= Aim =
Copy each line exactly.

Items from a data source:
* Start *

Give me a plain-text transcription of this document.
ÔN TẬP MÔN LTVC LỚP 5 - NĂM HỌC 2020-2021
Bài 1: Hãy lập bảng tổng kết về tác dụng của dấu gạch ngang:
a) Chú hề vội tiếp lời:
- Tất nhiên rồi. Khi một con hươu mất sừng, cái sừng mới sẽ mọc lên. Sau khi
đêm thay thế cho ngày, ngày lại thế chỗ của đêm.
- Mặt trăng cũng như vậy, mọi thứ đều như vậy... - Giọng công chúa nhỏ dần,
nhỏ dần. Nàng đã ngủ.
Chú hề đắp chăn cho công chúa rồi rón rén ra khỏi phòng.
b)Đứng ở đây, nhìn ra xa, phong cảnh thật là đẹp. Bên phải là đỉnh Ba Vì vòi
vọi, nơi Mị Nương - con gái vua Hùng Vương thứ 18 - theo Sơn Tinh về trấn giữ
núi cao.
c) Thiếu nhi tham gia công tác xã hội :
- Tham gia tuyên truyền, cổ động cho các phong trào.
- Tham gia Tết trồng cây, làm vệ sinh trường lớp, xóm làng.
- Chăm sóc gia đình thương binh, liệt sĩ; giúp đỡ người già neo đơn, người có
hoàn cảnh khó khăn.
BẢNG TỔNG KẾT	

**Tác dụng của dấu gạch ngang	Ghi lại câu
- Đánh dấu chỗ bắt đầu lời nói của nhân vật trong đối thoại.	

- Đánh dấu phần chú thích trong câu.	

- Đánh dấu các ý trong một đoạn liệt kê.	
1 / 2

* End *

= Finished task =
Give me a plain-text transcription of this document.
ÔN TẬP MÔN LTVC LỚP 5 - NĂM HỌC 2020-2021
Bài 1: Hãy lập bảng tổng kết về tác dụng của dấu gạch ngang:
a) Chú hề vội tiếp lời:
- Tất nhiên rồi. Khi một con hươu mất sừng, cái sừng mới sẽ mọc lên. Sau khi
đêm thay thế cho ngày, ngày lại thế chỗ của đêm.
- Mặt trăng cũng như vậy, mọi thứ đều như vậy... - Giọng công chúa nhỏ dần,
nhỏ dần. Nàng đã ngủ.
Chú hề đắp chăn cho công chúa rồi rón rén ra khỏi phòng.
b)Đứng ở đây, nhìn ra xa, phong cảnh thật là đẹp. Bên phải là đỉnh Ba Vì vòi
vọi, nơi Mị Nương - con gái vua Hùng Vương thứ 18 - theo Sơn Tinh về trấn giữ
núi cao.
c) Thiếu nhi tham gia công tác xã hội :
- Tham gia tuyên truyền, cổ động cho các phong trào.
- Tham gia Tết trồng cây, làm vệ sinh trường lớp, xóm làng.
- Chăm sóc gia đình thương binh, liệt sĩ; giúp đỡ người già neo đơn, người có
hoàn cảnh khó khăn.
BẢNG TỔNG KẾT	

**Tác dụng của dấu gạch ngang	Ghi lại câu
- Đánh dấu chỗ bắt đầu lời nói của nhân vật trong đối thoại.	

- Đánh dấu phần chú thích trong câu.	

- Đánh dấu các ý trong một đoạn liệt kê.	
1 / 2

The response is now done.